Write out the records again exactly and exclude the pictures.

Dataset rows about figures
>>
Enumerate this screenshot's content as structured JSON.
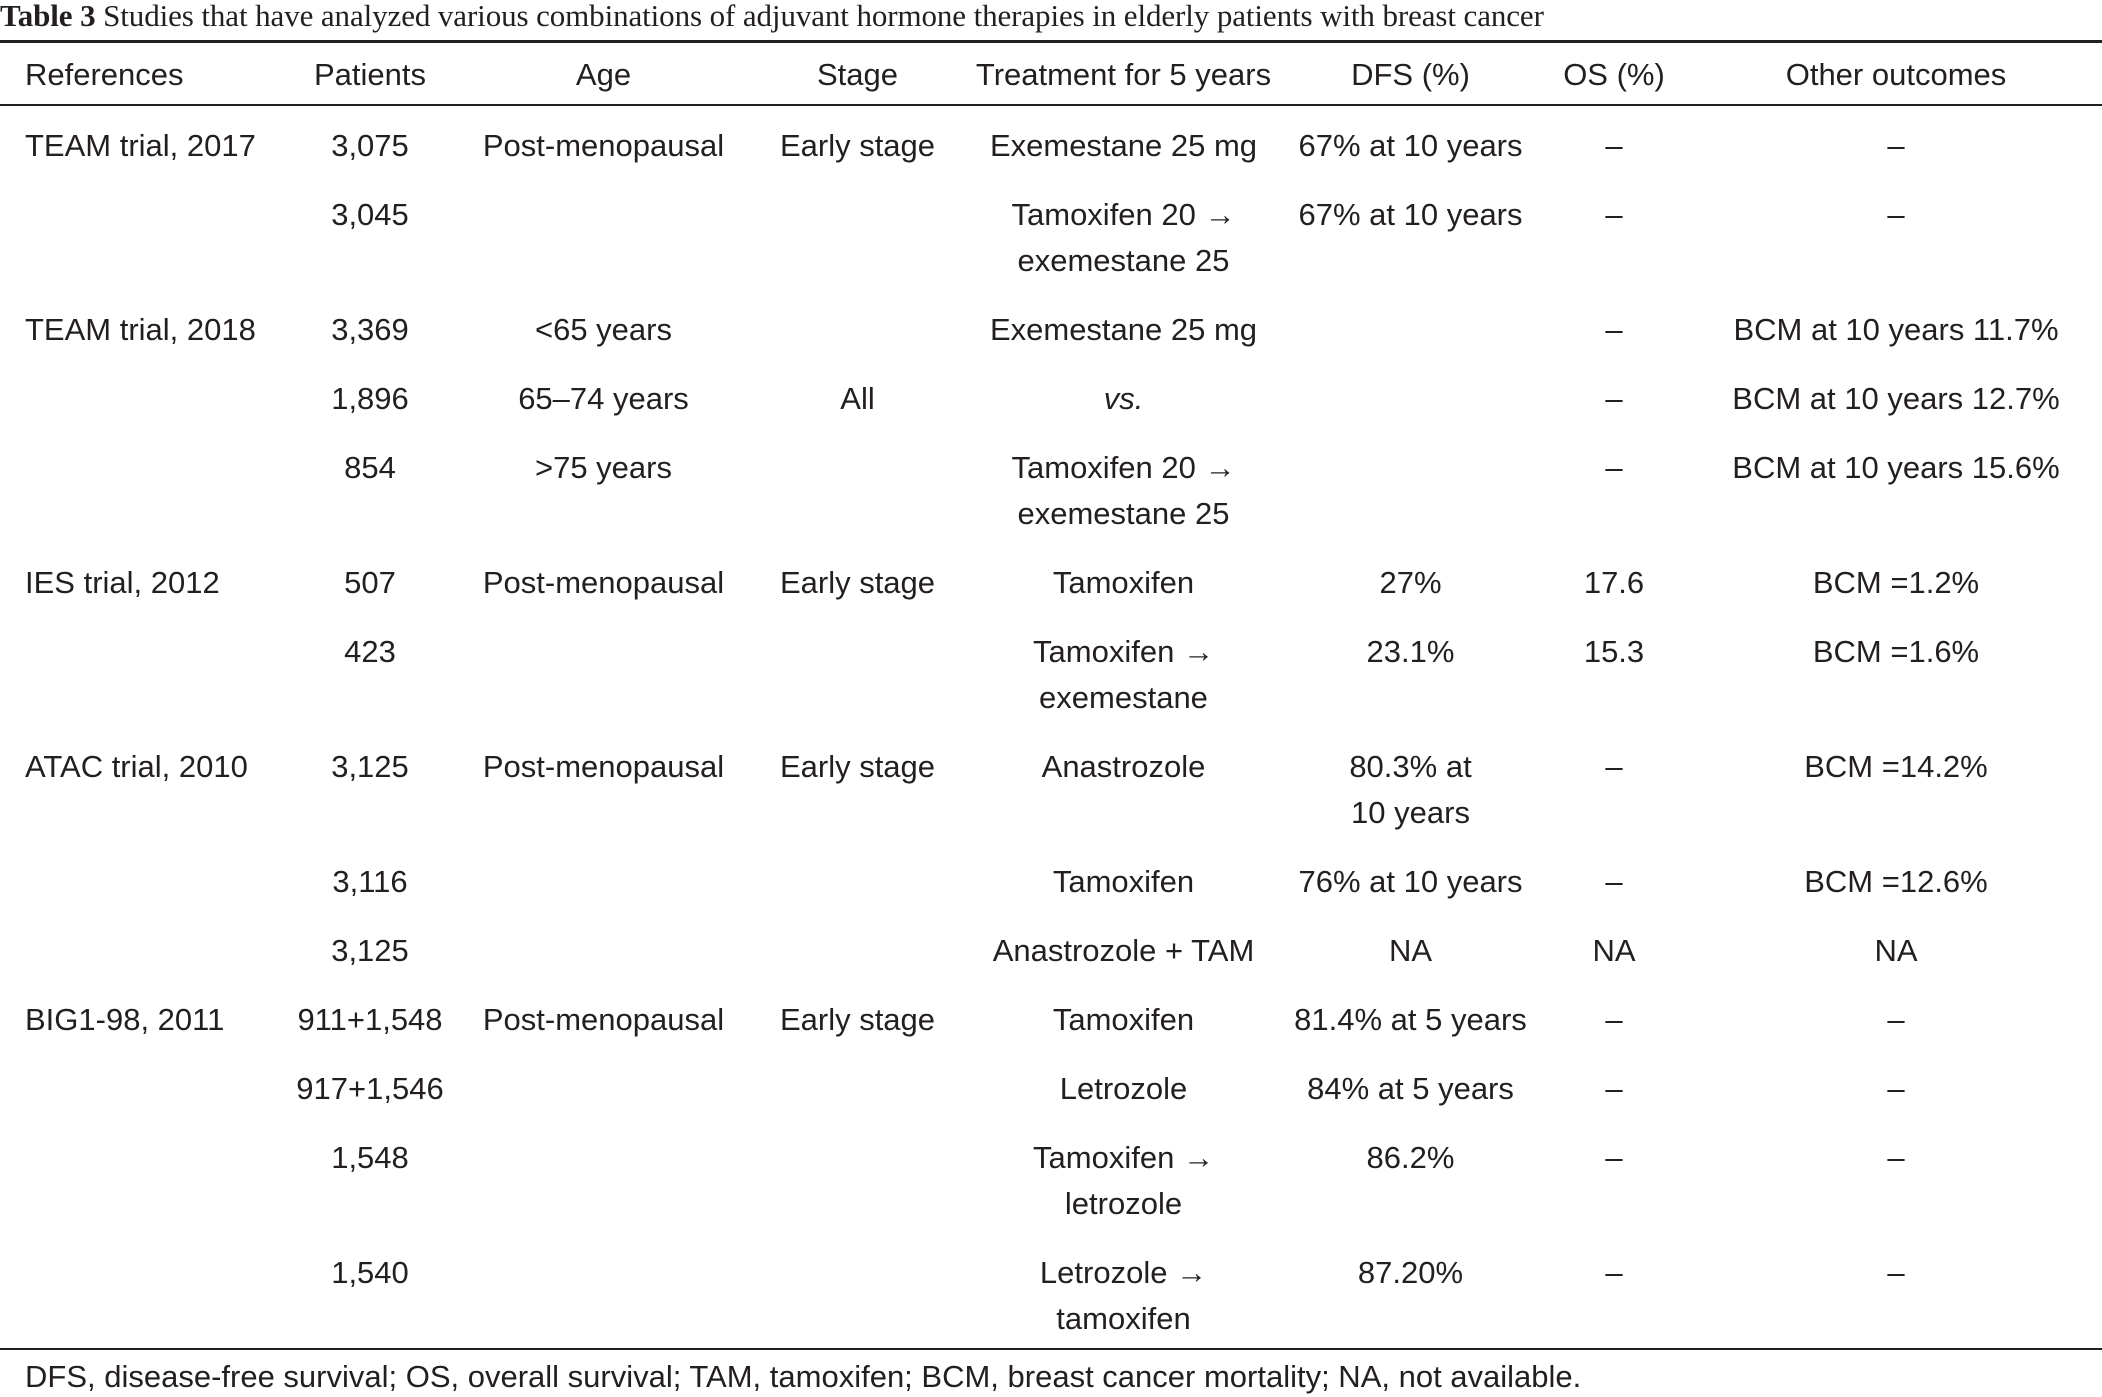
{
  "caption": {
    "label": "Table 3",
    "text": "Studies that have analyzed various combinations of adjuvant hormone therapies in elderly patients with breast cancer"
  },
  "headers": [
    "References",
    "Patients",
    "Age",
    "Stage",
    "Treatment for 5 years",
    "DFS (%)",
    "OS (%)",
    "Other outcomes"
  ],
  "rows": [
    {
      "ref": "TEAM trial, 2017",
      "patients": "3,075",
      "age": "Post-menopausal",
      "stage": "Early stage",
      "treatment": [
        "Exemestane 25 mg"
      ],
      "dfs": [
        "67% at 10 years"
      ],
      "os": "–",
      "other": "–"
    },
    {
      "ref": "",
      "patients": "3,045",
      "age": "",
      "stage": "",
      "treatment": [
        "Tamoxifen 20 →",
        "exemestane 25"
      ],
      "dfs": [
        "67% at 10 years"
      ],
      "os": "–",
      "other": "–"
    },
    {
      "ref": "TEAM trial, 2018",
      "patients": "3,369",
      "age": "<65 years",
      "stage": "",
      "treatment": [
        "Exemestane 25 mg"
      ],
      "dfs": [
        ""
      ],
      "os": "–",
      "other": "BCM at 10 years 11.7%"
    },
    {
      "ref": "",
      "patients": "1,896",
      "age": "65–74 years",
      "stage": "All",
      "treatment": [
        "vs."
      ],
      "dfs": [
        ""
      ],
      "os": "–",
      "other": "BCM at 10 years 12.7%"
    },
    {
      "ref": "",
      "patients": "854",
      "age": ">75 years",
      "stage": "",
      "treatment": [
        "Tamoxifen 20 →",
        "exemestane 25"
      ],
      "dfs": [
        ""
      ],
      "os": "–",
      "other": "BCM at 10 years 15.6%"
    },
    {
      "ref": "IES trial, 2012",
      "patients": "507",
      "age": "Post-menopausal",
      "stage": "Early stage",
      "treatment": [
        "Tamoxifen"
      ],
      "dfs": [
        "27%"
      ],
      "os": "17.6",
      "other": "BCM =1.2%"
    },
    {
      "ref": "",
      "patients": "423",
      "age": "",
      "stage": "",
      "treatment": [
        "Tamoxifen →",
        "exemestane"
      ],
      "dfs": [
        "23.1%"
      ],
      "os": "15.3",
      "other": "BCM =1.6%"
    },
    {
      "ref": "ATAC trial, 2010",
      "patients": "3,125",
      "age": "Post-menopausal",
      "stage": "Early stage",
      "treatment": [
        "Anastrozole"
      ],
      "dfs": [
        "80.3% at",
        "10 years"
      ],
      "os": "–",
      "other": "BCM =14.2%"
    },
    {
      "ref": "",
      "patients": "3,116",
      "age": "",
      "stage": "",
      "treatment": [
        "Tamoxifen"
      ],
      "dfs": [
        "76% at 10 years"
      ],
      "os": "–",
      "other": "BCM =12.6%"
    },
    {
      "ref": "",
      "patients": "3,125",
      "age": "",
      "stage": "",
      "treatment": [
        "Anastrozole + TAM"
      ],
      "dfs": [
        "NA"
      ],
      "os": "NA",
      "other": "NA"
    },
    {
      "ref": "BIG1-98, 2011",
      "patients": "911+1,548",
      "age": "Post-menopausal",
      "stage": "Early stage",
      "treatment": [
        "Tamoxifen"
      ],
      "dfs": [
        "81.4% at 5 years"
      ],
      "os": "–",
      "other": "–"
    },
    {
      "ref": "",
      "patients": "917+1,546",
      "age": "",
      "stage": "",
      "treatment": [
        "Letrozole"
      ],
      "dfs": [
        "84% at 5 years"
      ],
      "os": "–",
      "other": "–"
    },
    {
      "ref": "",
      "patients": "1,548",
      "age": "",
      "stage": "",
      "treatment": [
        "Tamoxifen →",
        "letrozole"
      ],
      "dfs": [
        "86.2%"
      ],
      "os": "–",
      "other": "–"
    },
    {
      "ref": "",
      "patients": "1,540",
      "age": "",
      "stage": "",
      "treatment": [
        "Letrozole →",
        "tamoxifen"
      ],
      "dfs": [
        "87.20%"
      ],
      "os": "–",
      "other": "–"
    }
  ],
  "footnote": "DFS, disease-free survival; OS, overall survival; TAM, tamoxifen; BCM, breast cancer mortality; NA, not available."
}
<<
Task output:
Enumerate this screenshot's content as structured JSON.
{
  "caption": {
    "label": "Table 3",
    "text": "Studies that have analyzed various combinations of adjuvant hormone therapies in elderly patients with breast cancer"
  },
  "headers": [
    "References",
    "Patients",
    "Age",
    "Stage",
    "Treatment for 5 years",
    "DFS (%)",
    "OS (%)",
    "Other outcomes"
  ],
  "rows": [
    {
      "ref": "TEAM trial, 2017",
      "patients": "3,075",
      "age": "Post-menopausal",
      "stage": "Early stage",
      "treatment": [
        "Exemestane 25 mg"
      ],
      "dfs": [
        "67% at 10 years"
      ],
      "os": "–",
      "other": "–"
    },
    {
      "ref": "",
      "patients": "3,045",
      "age": "",
      "stage": "",
      "treatment": [
        "Tamoxifen 20 →",
        "exemestane 25"
      ],
      "dfs": [
        "67% at 10 years"
      ],
      "os": "–",
      "other": "–"
    },
    {
      "ref": "TEAM trial, 2018",
      "patients": "3,369",
      "age": "<65 years",
      "stage": "",
      "treatment": [
        "Exemestane 25 mg"
      ],
      "dfs": [
        ""
      ],
      "os": "–",
      "other": "BCM at 10 years 11.7%"
    },
    {
      "ref": "",
      "patients": "1,896",
      "age": "65–74 years",
      "stage": "All",
      "treatment": [
        "vs."
      ],
      "dfs": [
        ""
      ],
      "os": "–",
      "other": "BCM at 10 years 12.7%"
    },
    {
      "ref": "",
      "patients": "854",
      "age": ">75 years",
      "stage": "",
      "treatment": [
        "Tamoxifen 20 →",
        "exemestane 25"
      ],
      "dfs": [
        ""
      ],
      "os": "–",
      "other": "BCM at 10 years 15.6%"
    },
    {
      "ref": "IES trial, 2012",
      "patients": "507",
      "age": "Post-menopausal",
      "stage": "Early stage",
      "treatment": [
        "Tamoxifen"
      ],
      "dfs": [
        "27%"
      ],
      "os": "17.6",
      "other": "BCM =1.2%"
    },
    {
      "ref": "",
      "patients": "423",
      "age": "",
      "stage": "",
      "treatment": [
        "Tamoxifen →",
        "exemestane"
      ],
      "dfs": [
        "23.1%"
      ],
      "os": "15.3",
      "other": "BCM =1.6%"
    },
    {
      "ref": "ATAC trial, 2010",
      "patients": "3,125",
      "age": "Post-menopausal",
      "stage": "Early stage",
      "treatment": [
        "Anastrozole"
      ],
      "dfs": [
        "80.3% at",
        "10 years"
      ],
      "os": "–",
      "other": "BCM =14.2%"
    },
    {
      "ref": "",
      "patients": "3,116",
      "age": "",
      "stage": "",
      "treatment": [
        "Tamoxifen"
      ],
      "dfs": [
        "76% at 10 years"
      ],
      "os": "–",
      "other": "BCM =12.6%"
    },
    {
      "ref": "",
      "patients": "3,125",
      "age": "",
      "stage": "",
      "treatment": [
        "Anastrozole + TAM"
      ],
      "dfs": [
        "NA"
      ],
      "os": "NA",
      "other": "NA"
    },
    {
      "ref": "BIG1-98, 2011",
      "patients": "911+1,548",
      "age": "Post-menopausal",
      "stage": "Early stage",
      "treatment": [
        "Tamoxifen"
      ],
      "dfs": [
        "81.4% at 5 years"
      ],
      "os": "–",
      "other": "–"
    },
    {
      "ref": "",
      "patients": "917+1,546",
      "age": "",
      "stage": "",
      "treatment": [
        "Letrozole"
      ],
      "dfs": [
        "84% at 5 years"
      ],
      "os": "–",
      "other": "–"
    },
    {
      "ref": "",
      "patients": "1,548",
      "age": "",
      "stage": "",
      "treatment": [
        "Tamoxifen →",
        "letrozole"
      ],
      "dfs": [
        "86.2%"
      ],
      "os": "–",
      "other": "–"
    },
    {
      "ref": "",
      "patients": "1,540",
      "age": "",
      "stage": "",
      "treatment": [
        "Letrozole →",
        "tamoxifen"
      ],
      "dfs": [
        "87.20%"
      ],
      "os": "–",
      "other": "–"
    }
  ],
  "footnote": "DFS, disease-free survival; OS, overall survival; TAM, tamoxifen; BCM, breast cancer mortality; NA, not available."
}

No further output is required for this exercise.